• **Provided records**:
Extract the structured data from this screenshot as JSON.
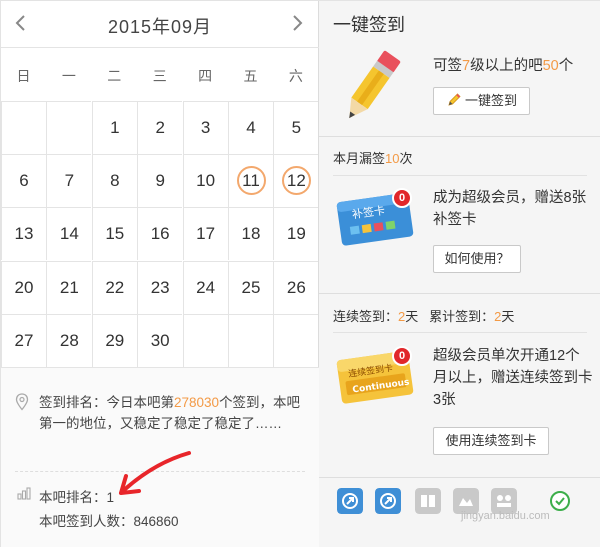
{
  "calendar": {
    "title": "2015年09月",
    "prev_icon": "‹",
    "next_icon": "›",
    "weekdays": [
      "日",
      "一",
      "二",
      "三",
      "四",
      "五",
      "六"
    ],
    "weeks": [
      [
        "",
        "",
        "1",
        "2",
        "3",
        "4",
        "5"
      ],
      [
        "6",
        "7",
        "8",
        "9",
        "10",
        "11",
        "12"
      ],
      [
        "13",
        "14",
        "15",
        "16",
        "17",
        "18",
        "19"
      ],
      [
        "20",
        "21",
        "22",
        "23",
        "24",
        "25",
        "26"
      ],
      [
        "27",
        "28",
        "29",
        "30",
        "",
        "",
        ""
      ]
    ],
    "signed_days": [
      "11",
      "12"
    ],
    "signed_ring_color": "#f3a86d"
  },
  "info": {
    "rank_prefix": "签到排名：今日本吧第",
    "rank_number": "278030",
    "rank_suffix": "个签到，本吧第一的地位，又稳定了稳定了稳定了……",
    "bar_rank_label": "本吧排名：1",
    "sign_count_label": "本吧签到人数：846860"
  },
  "quick_sign": {
    "title": "一键签到",
    "desc_prefix": "可签",
    "desc_level": "7",
    "desc_middle": "级以上的吧",
    "desc_count": "50",
    "desc_suffix": "个",
    "button_label": "一键签到"
  },
  "missed": {
    "prefix": "本月漏签",
    "count": "10",
    "suffix": "次"
  },
  "makeup_card": {
    "badge": "0",
    "card_text": "补签卡",
    "desc": "成为超级会员，赠送8张补签卡",
    "button_label": "如何使用？"
  },
  "streak": {
    "continuous_label": "连续签到：",
    "continuous_value": "2",
    "continuous_unit": "天",
    "total_label": "累计签到：",
    "total_value": "2",
    "total_unit": "天"
  },
  "continuous_card": {
    "badge": "0",
    "card_text": "连续签到卡",
    "card_subtext": "Continuous",
    "desc": "超级会员单次开通12个月以上，赠送连续签到卡3张",
    "button_label": "使用连续签到卡"
  },
  "footer": {
    "watermark": "jingyan.baidu.com"
  },
  "colors": {
    "accent": "#f39a46",
    "badge_red": "#e1272b",
    "card_blue": "#3b8fd8",
    "card_yellow": "#f5c33b",
    "icon_blue": "#3f8fd6"
  }
}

• **Your objective**: Repeat verbatim all the material, but not the pictures.

• **Answer for the task**:
Extract the structured data from this screenshot as JSON.
{
  "calendar": {
    "title": "2015年09月",
    "prev_icon": "‹",
    "next_icon": "›",
    "weekdays": [
      "日",
      "一",
      "二",
      "三",
      "四",
      "五",
      "六"
    ],
    "weeks": [
      [
        "",
        "",
        "1",
        "2",
        "3",
        "4",
        "5"
      ],
      [
        "6",
        "7",
        "8",
        "9",
        "10",
        "11",
        "12"
      ],
      [
        "13",
        "14",
        "15",
        "16",
        "17",
        "18",
        "19"
      ],
      [
        "20",
        "21",
        "22",
        "23",
        "24",
        "25",
        "26"
      ],
      [
        "27",
        "28",
        "29",
        "30",
        "",
        "",
        ""
      ]
    ],
    "signed_days": [
      "11",
      "12"
    ],
    "signed_ring_color": "#f3a86d"
  },
  "info": {
    "rank_prefix": "签到排名：今日本吧第",
    "rank_number": "278030",
    "rank_suffix": "个签到，本吧第一的地位，又稳定了稳定了稳定了……",
    "bar_rank_label": "本吧排名：1",
    "sign_count_label": "本吧签到人数：846860"
  },
  "quick_sign": {
    "title": "一键签到",
    "desc_prefix": "可签",
    "desc_level": "7",
    "desc_middle": "级以上的吧",
    "desc_count": "50",
    "desc_suffix": "个",
    "button_label": "一键签到"
  },
  "missed": {
    "prefix": "本月漏签",
    "count": "10",
    "suffix": "次"
  },
  "makeup_card": {
    "badge": "0",
    "card_text": "补签卡",
    "desc": "成为超级会员，赠送8张补签卡",
    "button_label": "如何使用？"
  },
  "streak": {
    "continuous_label": "连续签到：",
    "continuous_value": "2",
    "continuous_unit": "天",
    "total_label": "累计签到：",
    "total_value": "2",
    "total_unit": "天"
  },
  "continuous_card": {
    "badge": "0",
    "card_text": "连续签到卡",
    "card_subtext": "Continuous",
    "desc": "超级会员单次开通12个月以上，赠送连续签到卡3张",
    "button_label": "使用连续签到卡"
  },
  "footer": {
    "watermark": "jingyan.baidu.com"
  },
  "colors": {
    "accent": "#f39a46",
    "badge_red": "#e1272b",
    "card_blue": "#3b8fd8",
    "card_yellow": "#f5c33b",
    "icon_blue": "#3f8fd6"
  }
}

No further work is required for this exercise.